TASK GOAL ::
Reproduce every entry that follows word for word, but omit the images.

>> Begin PROVIDED RECORDS

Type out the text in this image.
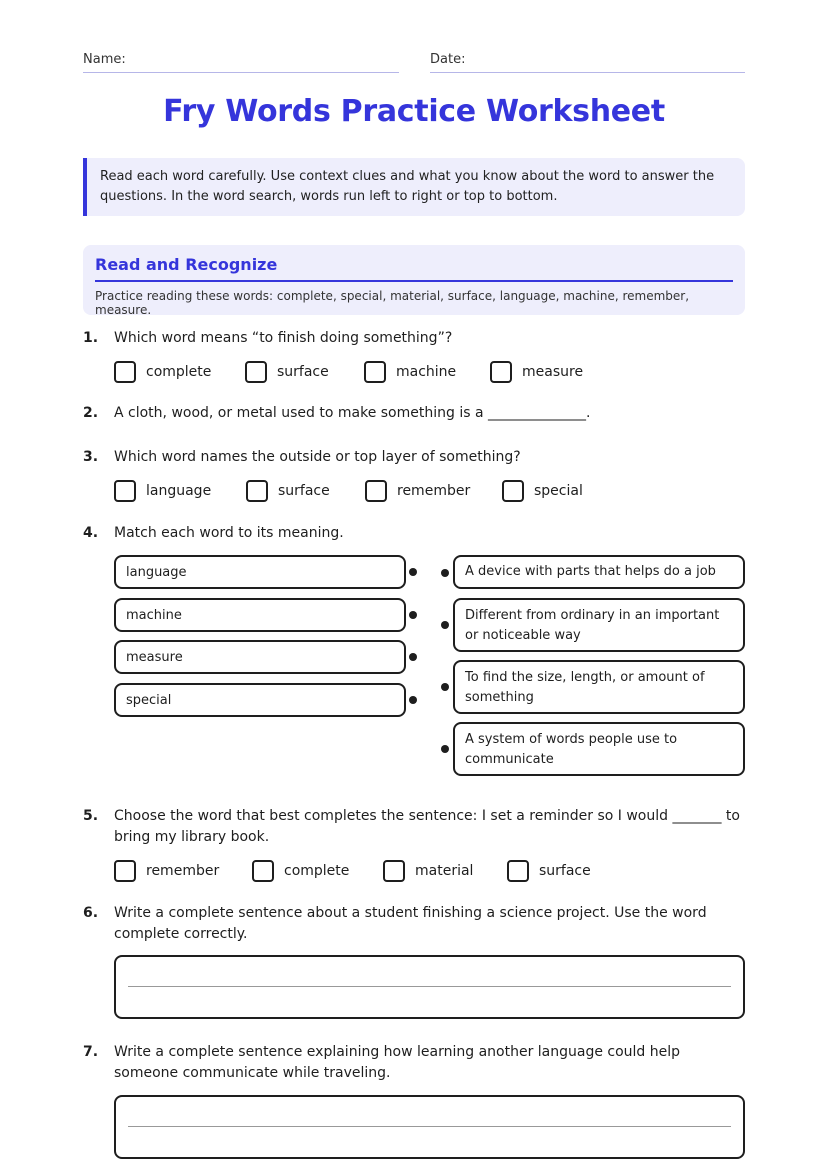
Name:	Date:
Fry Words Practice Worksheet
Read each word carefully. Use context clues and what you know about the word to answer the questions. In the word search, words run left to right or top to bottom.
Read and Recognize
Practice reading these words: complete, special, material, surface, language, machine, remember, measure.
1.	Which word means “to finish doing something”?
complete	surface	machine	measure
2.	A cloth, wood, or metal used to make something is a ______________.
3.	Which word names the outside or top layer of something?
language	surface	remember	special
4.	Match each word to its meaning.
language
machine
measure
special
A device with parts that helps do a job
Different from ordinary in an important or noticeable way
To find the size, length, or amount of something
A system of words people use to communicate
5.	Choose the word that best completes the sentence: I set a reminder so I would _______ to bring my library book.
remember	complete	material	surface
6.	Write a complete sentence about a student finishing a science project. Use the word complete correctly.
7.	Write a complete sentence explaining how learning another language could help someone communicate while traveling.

>> End PROVIDED RECORDS

ANSWER ::
Type out the text in this image.
Name:	Date:
Fry Words Practice Worksheet
Read each word carefully. Use context clues and what you know about the word to answer the questions. In the word search, words run left to right or top to bottom.
Read and Recognize
Practice reading these words: complete, special, material, surface, language, machine, remember, measure.
1.	Which word means “to finish doing something”?
complete	surface	machine	measure
2.	A cloth, wood, or metal used to make something is a ______________.
3.	Which word names the outside or top layer of something?
language	surface	remember	special
4.	Match each word to its meaning.
language
machine
measure
special
A device with parts that helps do a job
Different from ordinary in an important or noticeable way
To find the size, length, or amount of something
A system of words people use to communicate
5.	Choose the word that best completes the sentence: I set a reminder so I would _______ to bring my library book.
remember	complete	material	surface
6.	Write a complete sentence about a student finishing a science project. Use the word complete correctly.
7.	Write a complete sentence explaining how learning another language could help someone communicate while traveling.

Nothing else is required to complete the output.